===== Record extracts =====

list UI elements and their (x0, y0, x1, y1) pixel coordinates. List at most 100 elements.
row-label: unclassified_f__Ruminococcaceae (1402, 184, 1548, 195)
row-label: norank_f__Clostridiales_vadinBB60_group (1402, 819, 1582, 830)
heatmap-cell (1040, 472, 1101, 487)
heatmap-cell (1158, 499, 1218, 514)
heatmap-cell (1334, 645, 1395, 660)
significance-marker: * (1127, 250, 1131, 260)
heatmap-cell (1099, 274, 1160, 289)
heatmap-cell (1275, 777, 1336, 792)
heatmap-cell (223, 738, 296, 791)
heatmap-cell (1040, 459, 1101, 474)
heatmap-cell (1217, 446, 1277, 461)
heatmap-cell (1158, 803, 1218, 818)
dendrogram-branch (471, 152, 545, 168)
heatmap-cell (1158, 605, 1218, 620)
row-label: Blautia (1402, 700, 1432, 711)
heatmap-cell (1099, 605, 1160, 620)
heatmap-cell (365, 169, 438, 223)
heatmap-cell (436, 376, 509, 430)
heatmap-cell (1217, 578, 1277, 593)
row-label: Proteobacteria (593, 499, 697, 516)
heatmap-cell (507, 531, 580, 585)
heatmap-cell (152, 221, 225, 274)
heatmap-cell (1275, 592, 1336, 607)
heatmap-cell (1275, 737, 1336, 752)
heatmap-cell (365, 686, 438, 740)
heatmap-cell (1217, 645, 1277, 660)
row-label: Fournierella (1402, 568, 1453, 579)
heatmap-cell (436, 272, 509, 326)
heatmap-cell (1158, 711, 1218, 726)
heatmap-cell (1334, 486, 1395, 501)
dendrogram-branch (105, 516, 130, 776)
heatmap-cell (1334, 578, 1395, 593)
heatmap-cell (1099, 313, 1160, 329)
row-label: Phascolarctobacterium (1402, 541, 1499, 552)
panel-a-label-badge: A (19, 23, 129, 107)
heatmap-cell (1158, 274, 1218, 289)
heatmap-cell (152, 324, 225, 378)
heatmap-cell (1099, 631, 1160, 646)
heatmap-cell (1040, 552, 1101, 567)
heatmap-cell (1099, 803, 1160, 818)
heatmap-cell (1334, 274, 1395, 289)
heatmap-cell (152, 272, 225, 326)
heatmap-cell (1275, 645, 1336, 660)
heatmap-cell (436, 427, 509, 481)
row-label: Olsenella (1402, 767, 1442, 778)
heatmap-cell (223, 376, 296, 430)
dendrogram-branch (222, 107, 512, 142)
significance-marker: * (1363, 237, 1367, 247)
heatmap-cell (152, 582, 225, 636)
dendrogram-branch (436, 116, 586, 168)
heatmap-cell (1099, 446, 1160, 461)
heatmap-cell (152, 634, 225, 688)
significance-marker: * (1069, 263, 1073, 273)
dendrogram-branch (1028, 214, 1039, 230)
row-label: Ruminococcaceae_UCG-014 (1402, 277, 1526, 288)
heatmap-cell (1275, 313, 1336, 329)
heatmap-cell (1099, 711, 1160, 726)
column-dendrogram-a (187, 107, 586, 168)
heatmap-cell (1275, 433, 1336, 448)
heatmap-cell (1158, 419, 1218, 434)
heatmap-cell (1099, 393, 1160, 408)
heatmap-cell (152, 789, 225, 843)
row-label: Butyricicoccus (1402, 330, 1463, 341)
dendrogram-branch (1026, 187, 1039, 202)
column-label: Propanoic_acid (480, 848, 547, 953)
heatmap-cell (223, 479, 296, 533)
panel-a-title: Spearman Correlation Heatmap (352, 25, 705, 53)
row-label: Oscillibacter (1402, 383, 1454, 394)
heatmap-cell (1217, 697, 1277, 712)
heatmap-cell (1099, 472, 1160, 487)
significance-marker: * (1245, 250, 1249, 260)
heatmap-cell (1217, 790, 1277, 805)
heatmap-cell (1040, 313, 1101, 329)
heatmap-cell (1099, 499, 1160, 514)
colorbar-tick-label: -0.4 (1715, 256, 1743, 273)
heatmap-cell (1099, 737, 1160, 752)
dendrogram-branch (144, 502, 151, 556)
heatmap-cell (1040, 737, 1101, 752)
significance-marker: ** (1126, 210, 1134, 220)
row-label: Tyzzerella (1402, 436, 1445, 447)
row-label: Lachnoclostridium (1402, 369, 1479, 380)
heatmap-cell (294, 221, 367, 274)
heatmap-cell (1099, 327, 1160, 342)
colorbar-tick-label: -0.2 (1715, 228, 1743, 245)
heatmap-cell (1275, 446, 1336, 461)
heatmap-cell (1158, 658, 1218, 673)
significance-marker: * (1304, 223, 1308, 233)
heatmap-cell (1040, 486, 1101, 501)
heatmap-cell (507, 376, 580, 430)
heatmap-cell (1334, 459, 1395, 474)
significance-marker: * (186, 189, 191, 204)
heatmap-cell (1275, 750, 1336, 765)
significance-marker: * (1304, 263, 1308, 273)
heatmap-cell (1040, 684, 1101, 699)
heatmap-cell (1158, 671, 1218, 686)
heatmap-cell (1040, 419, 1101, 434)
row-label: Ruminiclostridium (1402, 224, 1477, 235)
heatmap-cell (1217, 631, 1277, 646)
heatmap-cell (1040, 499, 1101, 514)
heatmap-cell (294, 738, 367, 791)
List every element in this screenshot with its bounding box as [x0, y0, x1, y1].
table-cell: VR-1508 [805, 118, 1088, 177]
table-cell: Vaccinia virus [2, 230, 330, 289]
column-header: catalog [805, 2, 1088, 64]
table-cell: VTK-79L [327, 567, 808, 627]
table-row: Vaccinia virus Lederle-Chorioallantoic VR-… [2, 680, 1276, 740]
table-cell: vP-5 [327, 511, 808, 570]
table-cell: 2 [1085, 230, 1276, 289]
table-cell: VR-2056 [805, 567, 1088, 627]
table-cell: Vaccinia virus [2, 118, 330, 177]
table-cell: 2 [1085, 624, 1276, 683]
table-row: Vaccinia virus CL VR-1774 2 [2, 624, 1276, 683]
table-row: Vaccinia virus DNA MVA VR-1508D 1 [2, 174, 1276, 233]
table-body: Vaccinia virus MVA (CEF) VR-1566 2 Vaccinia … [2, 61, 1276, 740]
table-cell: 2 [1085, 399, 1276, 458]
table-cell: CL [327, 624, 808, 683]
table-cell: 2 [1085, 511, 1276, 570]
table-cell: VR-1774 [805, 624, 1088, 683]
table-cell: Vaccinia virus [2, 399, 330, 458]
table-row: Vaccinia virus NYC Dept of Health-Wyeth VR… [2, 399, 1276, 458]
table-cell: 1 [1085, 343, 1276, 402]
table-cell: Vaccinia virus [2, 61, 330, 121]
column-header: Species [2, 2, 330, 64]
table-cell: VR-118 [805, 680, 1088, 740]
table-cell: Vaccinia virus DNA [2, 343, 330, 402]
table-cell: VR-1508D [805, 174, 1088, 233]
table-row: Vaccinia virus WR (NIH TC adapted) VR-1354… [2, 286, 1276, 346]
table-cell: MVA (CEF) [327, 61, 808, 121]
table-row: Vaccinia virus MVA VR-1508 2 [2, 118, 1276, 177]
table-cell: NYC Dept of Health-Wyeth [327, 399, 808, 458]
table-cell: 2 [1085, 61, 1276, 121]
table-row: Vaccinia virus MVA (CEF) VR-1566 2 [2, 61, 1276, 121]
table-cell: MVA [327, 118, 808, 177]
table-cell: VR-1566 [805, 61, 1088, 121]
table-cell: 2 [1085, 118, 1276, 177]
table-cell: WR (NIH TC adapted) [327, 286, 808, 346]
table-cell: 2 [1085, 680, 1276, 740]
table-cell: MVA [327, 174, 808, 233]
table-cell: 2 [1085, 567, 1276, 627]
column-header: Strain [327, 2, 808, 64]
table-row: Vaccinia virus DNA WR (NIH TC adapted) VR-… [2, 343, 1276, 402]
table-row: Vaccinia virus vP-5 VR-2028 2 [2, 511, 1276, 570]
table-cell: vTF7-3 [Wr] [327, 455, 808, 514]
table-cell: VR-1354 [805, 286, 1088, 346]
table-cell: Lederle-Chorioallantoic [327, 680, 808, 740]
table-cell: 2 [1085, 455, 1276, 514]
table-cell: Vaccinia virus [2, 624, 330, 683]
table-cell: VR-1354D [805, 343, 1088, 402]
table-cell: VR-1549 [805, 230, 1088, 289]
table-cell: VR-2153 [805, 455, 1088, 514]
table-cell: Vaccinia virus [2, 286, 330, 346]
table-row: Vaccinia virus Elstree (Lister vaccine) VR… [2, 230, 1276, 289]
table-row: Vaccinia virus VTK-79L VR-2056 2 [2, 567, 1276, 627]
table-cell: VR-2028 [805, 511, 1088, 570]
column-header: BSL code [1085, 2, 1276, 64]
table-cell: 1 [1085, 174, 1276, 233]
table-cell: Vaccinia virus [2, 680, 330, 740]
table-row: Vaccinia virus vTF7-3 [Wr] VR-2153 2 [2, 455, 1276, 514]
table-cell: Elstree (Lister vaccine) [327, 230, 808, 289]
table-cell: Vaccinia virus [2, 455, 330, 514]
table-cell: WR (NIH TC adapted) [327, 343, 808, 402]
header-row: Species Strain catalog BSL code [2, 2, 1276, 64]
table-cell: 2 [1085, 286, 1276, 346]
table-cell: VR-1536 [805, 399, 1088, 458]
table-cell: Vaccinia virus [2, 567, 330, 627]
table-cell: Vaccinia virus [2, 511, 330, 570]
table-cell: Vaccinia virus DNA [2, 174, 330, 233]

=====

Assignment: If a line of the records includes the string "significance", copy it out.

Result for this task:
significance-marker: * (1127, 250, 1131, 260)
significance-marker: * (1363, 237, 1367, 247)
significance-marker: * (1069, 263, 1073, 273)
significance-marker: * (1245, 250, 1249, 260)
significance-marker: ** (1126, 210, 1134, 220)
significance-marker: * (1304, 223, 1308, 233)
significance-marker: * (186, 189, 191, 204)
significance-marker: * (1304, 263, 1308, 273)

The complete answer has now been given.